**Written exercise**. The records below must be output exactly, without pictures.

**Data records**.
START

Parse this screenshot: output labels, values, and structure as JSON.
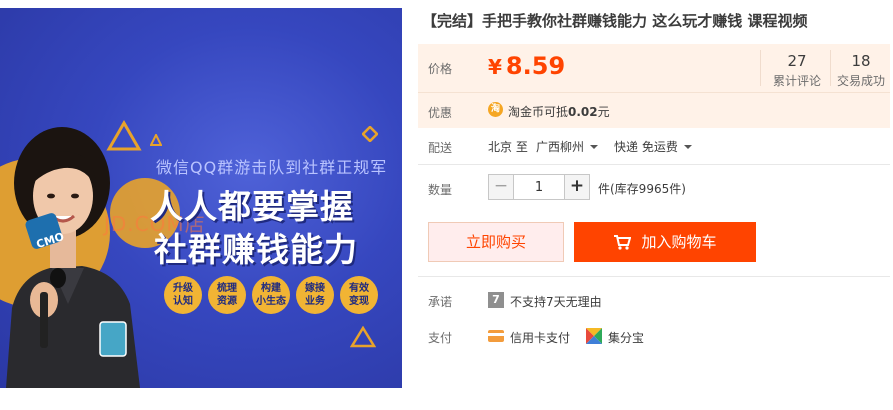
{
  "product": {
    "title": "【完结】手把手教你社群赚钱能力 这么玩才赚钱 课程视频"
  },
  "banner": {
    "subtitle": "微信QQ群游击队到社群正规军",
    "headline_line1": "人人都要掌握",
    "headline_line2": "社群赚钱能力",
    "watermark": "JD.COM店",
    "badges": [
      "升级\n认知",
      "梳理\n资源",
      "构建\n小生态",
      "嫁接\n业务",
      "有效\n变现"
    ],
    "person_badge_text": "CMO",
    "colors": {
      "background": "#3647bf",
      "accent": "#e8a32b"
    }
  },
  "price": {
    "label": "价格",
    "currency": "¥",
    "value": "8.59",
    "color": "#ff4400",
    "reviews_count": "27",
    "reviews_label": "累计评论",
    "transactions_count": "18",
    "transactions_label": "交易成功"
  },
  "promo": {
    "label": "优惠",
    "icon_text": "淘",
    "text_prefix": "淘金币可抵",
    "amount": "0.02",
    "unit": "元"
  },
  "shipping": {
    "label": "配送",
    "from": "北京 至",
    "to": "广西柳州",
    "method": "快递 免运费"
  },
  "quantity": {
    "label": "数量",
    "minus": "−",
    "plus": "+",
    "value": "1",
    "stock_text": "件(库存9965件)"
  },
  "actions": {
    "buy_now": "立即购买",
    "add_to_cart": "加入购物车"
  },
  "service": {
    "promise_label": "承诺",
    "promise_icon": "7",
    "promise_text": "不支持7天无理由",
    "payment_label": "支付",
    "payment_methods": [
      "信用卡支付",
      "集分宝"
    ]
  }
}
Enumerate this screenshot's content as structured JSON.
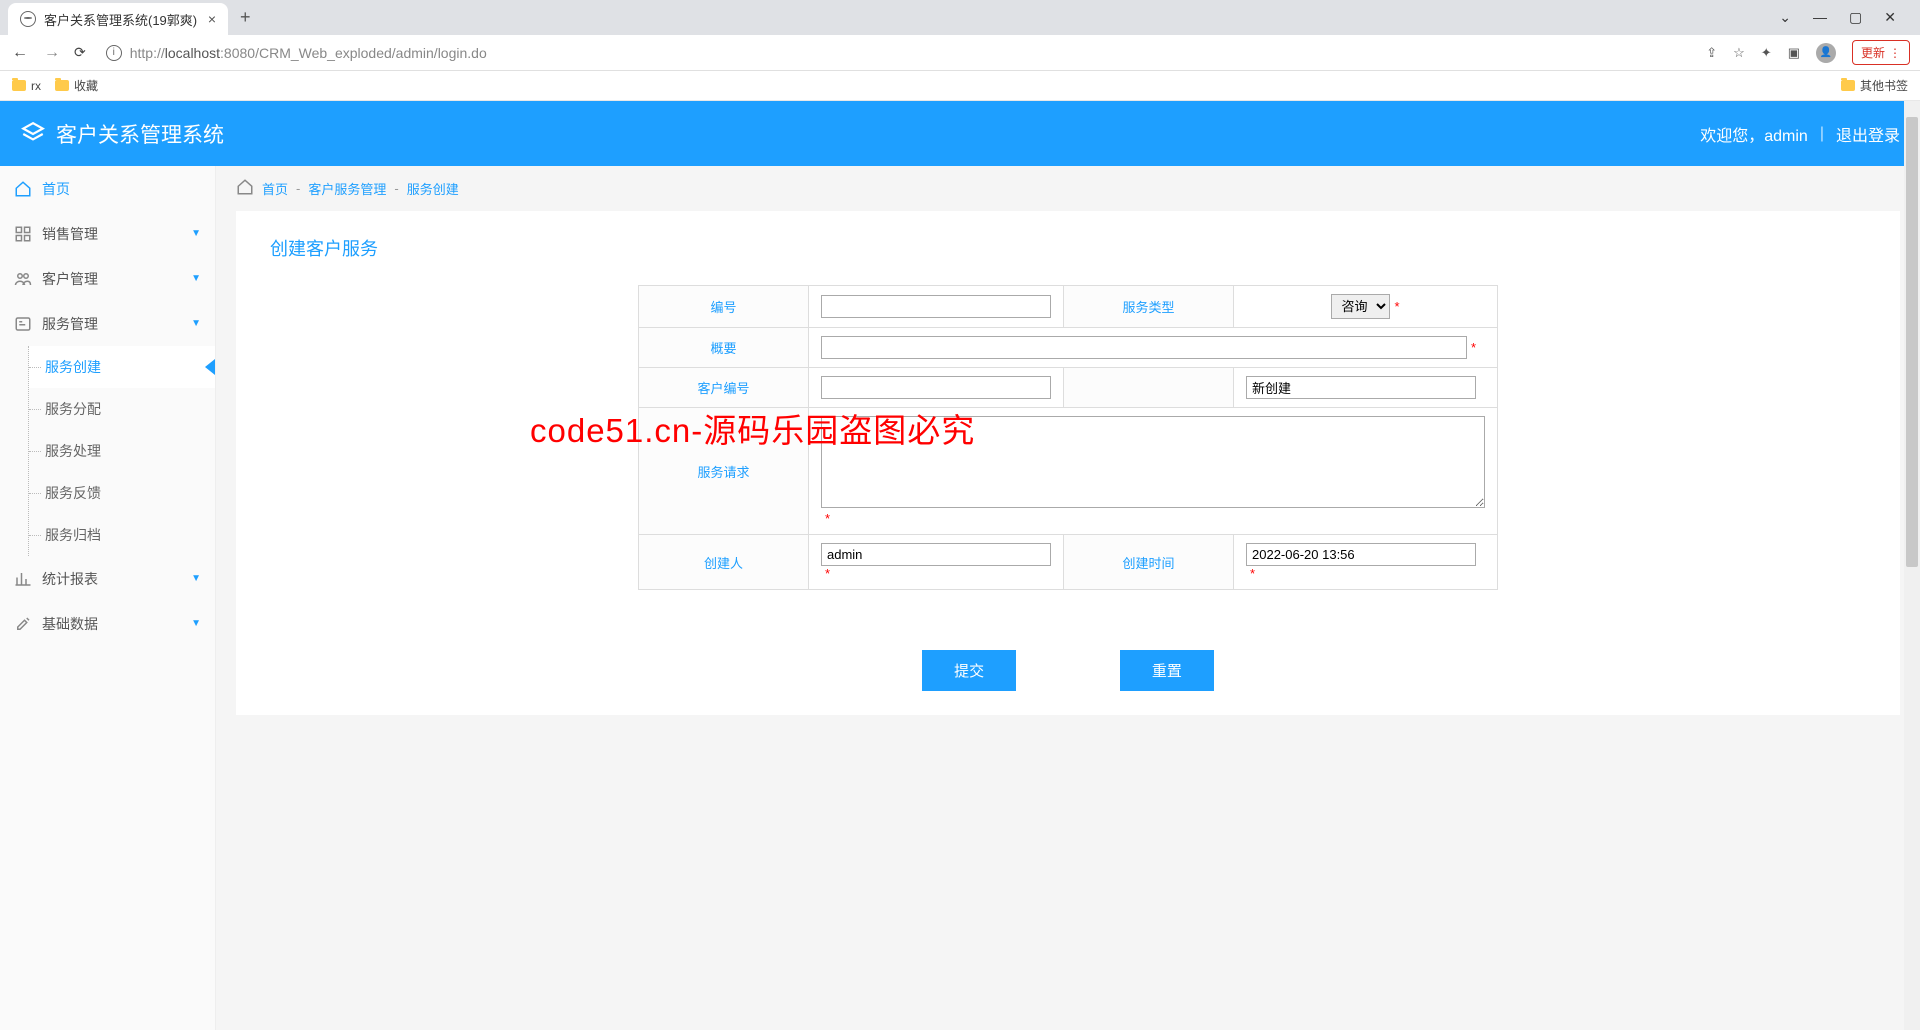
{
  "browser": {
    "tab_title": "客户关系管理系统(19郭爽)",
    "url_prefix": "http://",
    "url_host": "localhost",
    "url_port": ":8080",
    "url_path": "/CRM_Web_exploded/admin/login.do",
    "update_label": "更新",
    "bookmarks": {
      "rx": "rx",
      "fav": "收藏",
      "other": "其他书签"
    }
  },
  "header": {
    "title": "客户关系管理系统",
    "welcome": "欢迎您，",
    "user": "admin",
    "logout": "退出登录"
  },
  "sidebar": {
    "home": "首页",
    "sales": "销售管理",
    "customer": "客户管理",
    "service": "服务管理",
    "service_sub": [
      "服务创建",
      "服务分配",
      "服务处理",
      "服务反馈",
      "服务归档"
    ],
    "stats": "统计报表",
    "base": "基础数据"
  },
  "breadcrumb": {
    "home": "首页",
    "svc_mgmt": "客户服务管理",
    "svc_create": "服务创建"
  },
  "panel": {
    "title": "创建客户服务"
  },
  "form": {
    "id_label": "编号",
    "id_value": "",
    "type_label": "服务类型",
    "type_value": "咨询",
    "summary_label": "概要",
    "summary_value": "",
    "customer_label": "客户编号",
    "customer_value": "",
    "status_value": "新创建",
    "request_label": "服务请求",
    "request_value": "",
    "creator_label": "创建人",
    "creator_value": "admin",
    "create_time_label": "创建时间",
    "create_time_value": "2022-06-20 13:56"
  },
  "buttons": {
    "submit": "提交",
    "reset": "重置"
  },
  "watermark": "code51.cn-源码乐园盗图必究"
}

END

**Exercise response**.
Parse this screenshot: output labels, values, and structure as JSON.
{
  "product": {
    "title": "【完结】手把手教你社群赚钱能力 这么玩才赚钱 课程视频"
  },
  "banner": {
    "subtitle": "微信QQ群游击队到社群正规军",
    "headline_line1": "人人都要掌握",
    "headline_line2": "社群赚钱能力",
    "watermark": "JD.COM店",
    "badges": [
      "升级\n认知",
      "梳理\n资源",
      "构建\n小生态",
      "嫁接\n业务",
      "有效\n变现"
    ],
    "person_badge_text": "CMO",
    "colors": {
      "background": "#3647bf",
      "accent": "#e8a32b"
    }
  },
  "price": {
    "label": "价格",
    "currency": "¥",
    "value": "8.59",
    "color": "#ff4400",
    "reviews_count": "27",
    "reviews_label": "累计评论",
    "transactions_count": "18",
    "transactions_label": "交易成功"
  },
  "promo": {
    "label": "优惠",
    "icon_text": "淘",
    "text_prefix": "淘金币可抵",
    "amount": "0.02",
    "unit": "元"
  },
  "shipping": {
    "label": "配送",
    "from": "北京 至",
    "to": "广西柳州",
    "method": "快递 免运费"
  },
  "quantity": {
    "label": "数量",
    "minus": "−",
    "plus": "+",
    "value": "1",
    "stock_text": "件(库存9965件)"
  },
  "actions": {
    "buy_now": "立即购买",
    "add_to_cart": "加入购物车"
  },
  "service": {
    "promise_label": "承诺",
    "promise_icon": "7",
    "promise_text": "不支持7天无理由",
    "payment_label": "支付",
    "payment_methods": [
      "信用卡支付",
      "集分宝"
    ]
  }
}
Enumerate this screenshot's content as structured JSON.
{
  "browser": {
    "tab_title": "客户关系管理系统(19郭爽)",
    "url_prefix": "http://",
    "url_host": "localhost",
    "url_port": ":8080",
    "url_path": "/CRM_Web_exploded/admin/login.do",
    "update_label": "更新",
    "bookmarks": {
      "rx": "rx",
      "fav": "收藏",
      "other": "其他书签"
    }
  },
  "header": {
    "title": "客户关系管理系统",
    "welcome": "欢迎您，",
    "user": "admin",
    "logout": "退出登录"
  },
  "sidebar": {
    "home": "首页",
    "sales": "销售管理",
    "customer": "客户管理",
    "service": "服务管理",
    "service_sub": [
      "服务创建",
      "服务分配",
      "服务处理",
      "服务反馈",
      "服务归档"
    ],
    "stats": "统计报表",
    "base": "基础数据"
  },
  "breadcrumb": {
    "home": "首页",
    "svc_mgmt": "客户服务管理",
    "svc_create": "服务创建"
  },
  "panel": {
    "title": "创建客户服务"
  },
  "form": {
    "id_label": "编号",
    "id_value": "",
    "type_label": "服务类型",
    "type_value": "咨询",
    "summary_label": "概要",
    "summary_value": "",
    "customer_label": "客户编号",
    "customer_value": "",
    "status_value": "新创建",
    "request_label": "服务请求",
    "request_value": "",
    "creator_label": "创建人",
    "creator_value": "admin",
    "create_time_label": "创建时间",
    "create_time_value": "2022-06-20 13:56"
  },
  "buttons": {
    "submit": "提交",
    "reset": "重置"
  },
  "watermark": "code51.cn-源码乐园盗图必究"
}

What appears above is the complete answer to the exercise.